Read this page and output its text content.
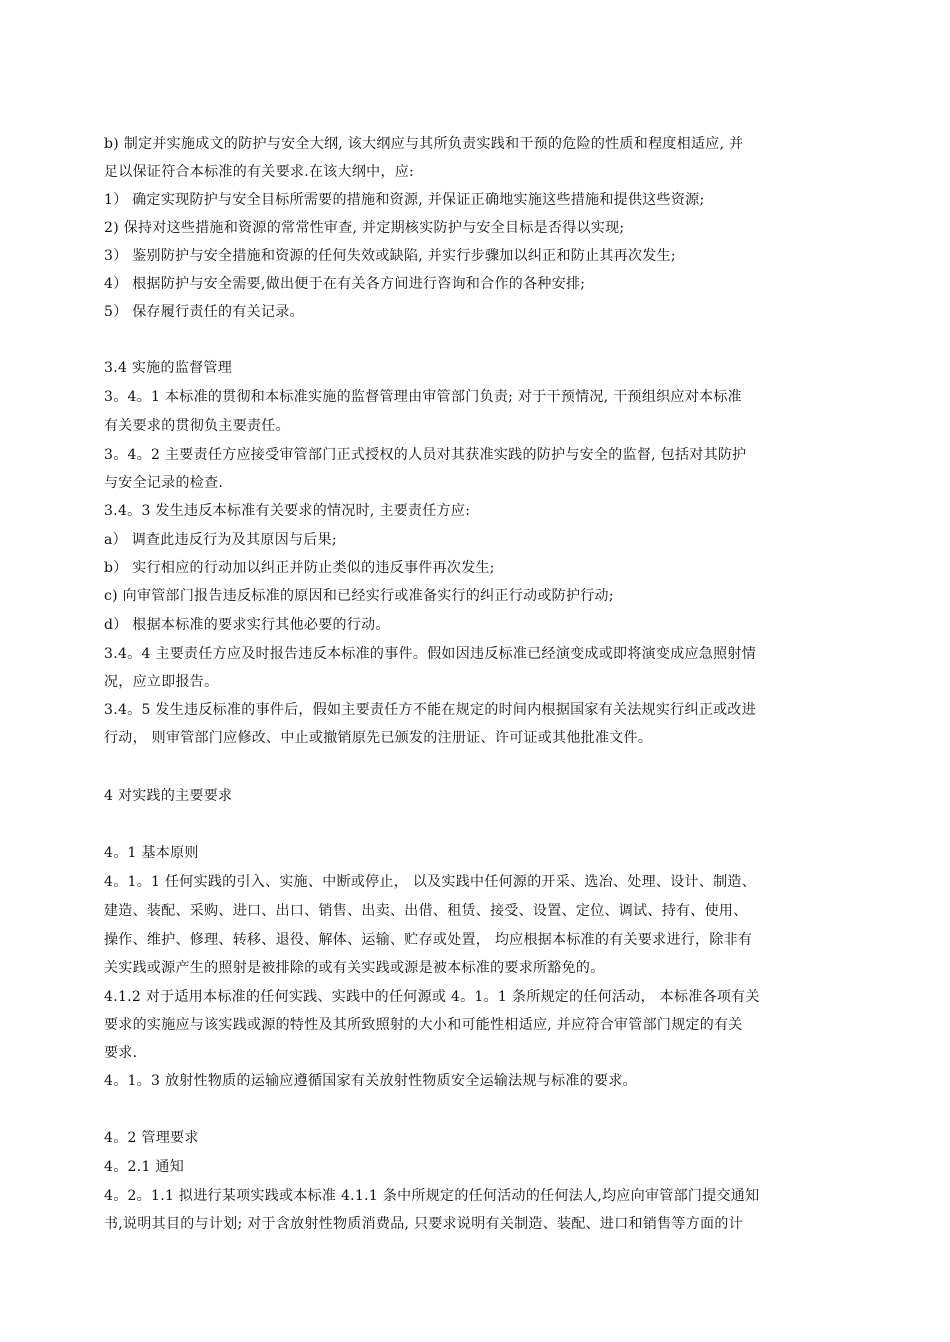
b) 制定并实施成文的防护与安全大纲, 该大纲应与其所负责实践和干预的危险的性质和程度相适应, 并
足以保证符合本标准的有关要求.在该大纲中，应:
1） 确定实现防护与安全目标所需要的措施和资源, 并保证正确地实施这些措施和提供这些资源;
2) 保持对这些措施和资源的常常性审查, 并定期核实防护与安全目标是否得以实现;
3） 鉴别防护与安全措施和资源的任何失效或缺陷, 并实行步骤加以纠正和防止其再次发生;
4） 根据防护与安全需要,做出便于在有关各方间进行咨询和合作的各种安排;
5） 保存履行责任的有关记录。
3.4 实施的监督管理
3。4。1 本标准的贯彻和本标准实施的监督管理由审管部门负责; 对于干预情况, 干预组织应对本标准
有关要求的贯彻负主要责任。
3。4。2 主要责任方应接受审管部门正式授权的人员对其获准实践的防护与安全的监督, 包括对其防护
与安全记录的检查.
3.4。3 发生违反本标准有关要求的情况时, 主要责任方应:
a） 调查此违反行为及其原因与后果;
b） 实行相应的行动加以纠正并防止类似的违反事件再次发生;
c) 向审管部门报告违反标准的原因和已经实行或准备实行的纠正行动或防护行动;
d） 根据本标准的要求实行其他必要的行动。
3.4。4 主要责任方应及时报告违反本标准的事件。假如因违反标准已经演变成或即将演变成应急照射情
况，应立即报告。
3.4。5 发生违反标准的事件后，假如主要责任方不能在规定的时间内根据国家有关法规实行纠正或改进
行动， 则审管部门应修改、中止或撤销原先已颁发的注册证、许可证或其他批准文件。
4 对实践的主要要求
4。1 基本原则
4。1。1 任何实践的引入、实施、中断或停止， 以及实践中任何源的开采、选冶、处理、设计、制造、
建造、装配、采购、进口、出口、销售、出卖、出借、租赁、接受、设置、定位、调试、持有、使用、
操作、维护、修理、转移、退役、解体、运输、贮存或处置， 均应根据本标准的有关要求进行，除非有
关实践或源产生的照射是被排除的或有关实践或源是被本标准的要求所豁免的。
4.1.2 对于适用本标准的任何实践、实践中的任何源或 4。1。1 条所规定的任何活动， 本标准各项有关
要求的实施应与该实践或源的特性及其所致照射的大小和可能性相适应, 并应符合审管部门规定的有关
要求.
4。1。3 放射性物质的运输应遵循国家有关放射性物质安全运输法规与标准的要求。
4。2 管理要求
4。2.1 通知
4。2。1.1 拟进行某项实践或本标准 4.1.1 条中所规定的任何活动的任何法人,均应向审管部门提交通知
书,说明其目的与计划; 对于含放射性物质消费品, 只要求说明有关制造、装配、进口和销售等方面的计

:::

** Task to complete **
Quote the entries in full. Any image among them is to be omitted from the copy.

** Exercise solution **
Read this page and output its text content.
b) 制定并实施成文的防护与安全大纲, 该大纲应与其所负责实践和干预的危险的性质和程度相适应, 并
足以保证符合本标准的有关要求.在该大纲中，应:
1） 确定实现防护与安全目标所需要的措施和资源, 并保证正确地实施这些措施和提供这些资源;
2) 保持对这些措施和资源的常常性审查, 并定期核实防护与安全目标是否得以实现;
3） 鉴别防护与安全措施和资源的任何失效或缺陷, 并实行步骤加以纠正和防止其再次发生;
4） 根据防护与安全需要,做出便于在有关各方间进行咨询和合作的各种安排;
5） 保存履行责任的有关记录。
3.4 实施的监督管理
3。4。1 本标准的贯彻和本标准实施的监督管理由审管部门负责; 对于干预情况, 干预组织应对本标准
有关要求的贯彻负主要责任。
3。4。2 主要责任方应接受审管部门正式授权的人员对其获准实践的防护与安全的监督, 包括对其防护
与安全记录的检查.
3.4。3 发生违反本标准有关要求的情况时, 主要责任方应:
a） 调查此违反行为及其原因与后果;
b） 实行相应的行动加以纠正并防止类似的违反事件再次发生;
c) 向审管部门报告违反标准的原因和已经实行或准备实行的纠正行动或防护行动;
d） 根据本标准的要求实行其他必要的行动。
3.4。4 主要责任方应及时报告违反本标准的事件。假如因违反标准已经演变成或即将演变成应急照射情
况，应立即报告。
3.4。5 发生违反标准的事件后，假如主要责任方不能在规定的时间内根据国家有关法规实行纠正或改进
行动， 则审管部门应修改、中止或撤销原先已颁发的注册证、许可证或其他批准文件。
4 对实践的主要要求
4。1 基本原则
4。1。1 任何实践的引入、实施、中断或停止， 以及实践中任何源的开采、选冶、处理、设计、制造、
建造、装配、采购、进口、出口、销售、出卖、出借、租赁、接受、设置、定位、调试、持有、使用、
操作、维护、修理、转移、退役、解体、运输、贮存或处置， 均应根据本标准的有关要求进行，除非有
关实践或源产生的照射是被排除的或有关实践或源是被本标准的要求所豁免的。
4.1.2 对于适用本标准的任何实践、实践中的任何源或 4。1。1 条所规定的任何活动， 本标准各项有关
要求的实施应与该实践或源的特性及其所致照射的大小和可能性相适应, 并应符合审管部门规定的有关
要求.
4。1。3 放射性物质的运输应遵循国家有关放射性物质安全运输法规与标准的要求。
4。2 管理要求
4。2.1 通知
4。2。1.1 拟进行某项实践或本标准 4.1.1 条中所规定的任何活动的任何法人,均应向审管部门提交通知
书,说明其目的与计划; 对于含放射性物质消费品, 只要求说明有关制造、装配、进口和销售等方面的计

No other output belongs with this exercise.